- Provided entries -

=-=-=-=-=

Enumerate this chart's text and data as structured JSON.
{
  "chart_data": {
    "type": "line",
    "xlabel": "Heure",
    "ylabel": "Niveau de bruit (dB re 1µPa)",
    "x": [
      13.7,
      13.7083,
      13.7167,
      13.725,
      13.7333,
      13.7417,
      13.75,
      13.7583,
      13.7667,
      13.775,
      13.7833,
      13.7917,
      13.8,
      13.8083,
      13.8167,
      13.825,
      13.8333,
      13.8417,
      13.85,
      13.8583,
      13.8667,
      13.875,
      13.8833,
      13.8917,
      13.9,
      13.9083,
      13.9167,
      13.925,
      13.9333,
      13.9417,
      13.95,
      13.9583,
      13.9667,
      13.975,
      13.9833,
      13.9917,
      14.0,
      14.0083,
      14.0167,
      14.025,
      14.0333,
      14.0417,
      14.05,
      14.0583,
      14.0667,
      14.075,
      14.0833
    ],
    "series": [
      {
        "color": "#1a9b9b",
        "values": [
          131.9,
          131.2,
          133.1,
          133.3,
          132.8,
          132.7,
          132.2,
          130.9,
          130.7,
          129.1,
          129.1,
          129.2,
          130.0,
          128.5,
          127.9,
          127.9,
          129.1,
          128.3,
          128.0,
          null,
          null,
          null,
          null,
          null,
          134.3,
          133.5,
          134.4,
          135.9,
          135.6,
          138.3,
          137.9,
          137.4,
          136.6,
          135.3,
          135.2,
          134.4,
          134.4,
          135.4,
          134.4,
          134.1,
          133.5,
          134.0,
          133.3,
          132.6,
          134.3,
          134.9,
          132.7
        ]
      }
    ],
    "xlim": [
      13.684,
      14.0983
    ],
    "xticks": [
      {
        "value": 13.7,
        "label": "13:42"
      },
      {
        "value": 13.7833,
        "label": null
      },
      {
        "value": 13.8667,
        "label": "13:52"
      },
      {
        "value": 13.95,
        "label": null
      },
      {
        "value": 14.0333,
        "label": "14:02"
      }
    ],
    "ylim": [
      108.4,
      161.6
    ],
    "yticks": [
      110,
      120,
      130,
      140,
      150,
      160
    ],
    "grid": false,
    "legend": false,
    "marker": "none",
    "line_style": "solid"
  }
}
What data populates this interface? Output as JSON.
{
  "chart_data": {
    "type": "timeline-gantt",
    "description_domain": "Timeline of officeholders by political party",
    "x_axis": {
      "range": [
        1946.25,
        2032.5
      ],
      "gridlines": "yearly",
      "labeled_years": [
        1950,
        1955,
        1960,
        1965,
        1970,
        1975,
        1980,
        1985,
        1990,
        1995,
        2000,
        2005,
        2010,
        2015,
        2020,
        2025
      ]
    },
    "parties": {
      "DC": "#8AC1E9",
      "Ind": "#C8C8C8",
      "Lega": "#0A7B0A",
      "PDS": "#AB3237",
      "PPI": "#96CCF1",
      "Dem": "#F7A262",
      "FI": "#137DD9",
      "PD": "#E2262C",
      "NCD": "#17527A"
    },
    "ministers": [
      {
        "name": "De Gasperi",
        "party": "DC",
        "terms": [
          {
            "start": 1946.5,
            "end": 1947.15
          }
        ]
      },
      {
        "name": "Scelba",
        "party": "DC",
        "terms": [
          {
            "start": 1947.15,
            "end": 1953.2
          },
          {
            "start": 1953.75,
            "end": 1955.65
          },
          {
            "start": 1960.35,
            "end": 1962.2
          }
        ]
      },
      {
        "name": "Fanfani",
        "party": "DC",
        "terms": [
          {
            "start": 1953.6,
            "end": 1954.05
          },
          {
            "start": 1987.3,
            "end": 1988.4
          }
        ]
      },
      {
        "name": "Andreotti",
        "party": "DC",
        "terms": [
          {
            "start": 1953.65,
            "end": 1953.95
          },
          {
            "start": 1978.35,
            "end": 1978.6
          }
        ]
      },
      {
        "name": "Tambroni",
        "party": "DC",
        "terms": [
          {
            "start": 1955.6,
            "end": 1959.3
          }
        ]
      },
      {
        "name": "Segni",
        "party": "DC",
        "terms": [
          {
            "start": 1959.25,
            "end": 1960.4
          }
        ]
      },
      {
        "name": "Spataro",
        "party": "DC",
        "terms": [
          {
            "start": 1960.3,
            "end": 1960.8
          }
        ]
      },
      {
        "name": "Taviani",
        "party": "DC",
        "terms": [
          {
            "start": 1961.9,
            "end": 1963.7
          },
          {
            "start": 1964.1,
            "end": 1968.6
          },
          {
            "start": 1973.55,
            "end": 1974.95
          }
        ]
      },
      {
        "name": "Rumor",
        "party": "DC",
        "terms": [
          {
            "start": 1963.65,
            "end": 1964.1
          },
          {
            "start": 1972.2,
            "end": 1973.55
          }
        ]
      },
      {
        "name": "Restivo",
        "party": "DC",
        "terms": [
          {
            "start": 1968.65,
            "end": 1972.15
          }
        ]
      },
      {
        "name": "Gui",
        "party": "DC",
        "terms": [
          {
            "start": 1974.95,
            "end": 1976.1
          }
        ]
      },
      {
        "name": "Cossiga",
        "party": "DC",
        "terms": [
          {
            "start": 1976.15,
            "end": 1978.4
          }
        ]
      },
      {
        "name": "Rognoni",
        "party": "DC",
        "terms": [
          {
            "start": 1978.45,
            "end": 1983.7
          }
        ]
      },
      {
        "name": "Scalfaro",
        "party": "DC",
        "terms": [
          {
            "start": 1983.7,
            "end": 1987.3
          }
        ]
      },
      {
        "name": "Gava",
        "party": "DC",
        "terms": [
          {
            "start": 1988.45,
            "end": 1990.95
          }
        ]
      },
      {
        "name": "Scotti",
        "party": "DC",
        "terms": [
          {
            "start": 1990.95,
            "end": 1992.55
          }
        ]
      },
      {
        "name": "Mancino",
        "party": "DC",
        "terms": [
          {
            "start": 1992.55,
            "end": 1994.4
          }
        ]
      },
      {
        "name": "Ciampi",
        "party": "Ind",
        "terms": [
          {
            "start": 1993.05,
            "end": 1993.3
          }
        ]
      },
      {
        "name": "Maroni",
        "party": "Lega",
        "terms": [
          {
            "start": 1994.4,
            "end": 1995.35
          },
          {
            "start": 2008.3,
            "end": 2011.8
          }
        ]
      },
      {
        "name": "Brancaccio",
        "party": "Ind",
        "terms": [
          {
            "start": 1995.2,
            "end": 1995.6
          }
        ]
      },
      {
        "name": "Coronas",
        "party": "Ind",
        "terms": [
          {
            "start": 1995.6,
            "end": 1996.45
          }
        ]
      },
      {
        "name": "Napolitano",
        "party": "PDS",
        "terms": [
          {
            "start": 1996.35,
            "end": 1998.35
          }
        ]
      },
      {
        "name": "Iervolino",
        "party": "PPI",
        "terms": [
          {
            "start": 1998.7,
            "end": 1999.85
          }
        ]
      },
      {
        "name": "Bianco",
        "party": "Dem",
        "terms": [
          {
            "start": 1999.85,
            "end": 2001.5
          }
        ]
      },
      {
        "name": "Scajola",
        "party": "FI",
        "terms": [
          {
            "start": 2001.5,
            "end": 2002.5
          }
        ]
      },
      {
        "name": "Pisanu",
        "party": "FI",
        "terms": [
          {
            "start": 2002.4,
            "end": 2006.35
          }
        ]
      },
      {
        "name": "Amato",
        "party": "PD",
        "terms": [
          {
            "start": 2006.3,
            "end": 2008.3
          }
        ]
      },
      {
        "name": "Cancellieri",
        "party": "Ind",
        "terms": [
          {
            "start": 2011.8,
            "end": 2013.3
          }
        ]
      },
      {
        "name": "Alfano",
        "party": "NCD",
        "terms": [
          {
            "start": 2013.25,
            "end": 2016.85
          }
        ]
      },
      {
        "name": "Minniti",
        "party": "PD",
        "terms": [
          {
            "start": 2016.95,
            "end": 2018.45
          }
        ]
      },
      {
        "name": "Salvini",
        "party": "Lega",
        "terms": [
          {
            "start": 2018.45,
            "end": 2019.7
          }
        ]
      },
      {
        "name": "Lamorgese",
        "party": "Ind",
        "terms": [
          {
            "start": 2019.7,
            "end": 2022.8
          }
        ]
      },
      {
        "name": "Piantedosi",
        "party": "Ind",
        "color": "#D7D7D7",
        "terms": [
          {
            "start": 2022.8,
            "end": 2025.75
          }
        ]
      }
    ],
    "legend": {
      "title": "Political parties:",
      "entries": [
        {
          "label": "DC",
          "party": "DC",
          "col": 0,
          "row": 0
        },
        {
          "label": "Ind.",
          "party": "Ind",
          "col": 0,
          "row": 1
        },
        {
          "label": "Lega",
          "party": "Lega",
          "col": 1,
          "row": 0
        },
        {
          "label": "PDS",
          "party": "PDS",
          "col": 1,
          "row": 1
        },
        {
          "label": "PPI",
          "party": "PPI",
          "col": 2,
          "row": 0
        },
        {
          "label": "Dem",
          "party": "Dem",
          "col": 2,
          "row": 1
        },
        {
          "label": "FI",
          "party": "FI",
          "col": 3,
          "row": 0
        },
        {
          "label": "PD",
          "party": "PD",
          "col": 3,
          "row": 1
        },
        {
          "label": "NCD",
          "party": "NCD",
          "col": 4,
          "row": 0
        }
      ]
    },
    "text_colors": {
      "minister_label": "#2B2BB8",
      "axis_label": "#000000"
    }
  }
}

=-=-=-=-=

- Given problem -
Look through the entries above and list every line containing "this".

- Final answer -
Enumerate this chart's text and data as structured JSON.
What data populates this interface? Output as JSON.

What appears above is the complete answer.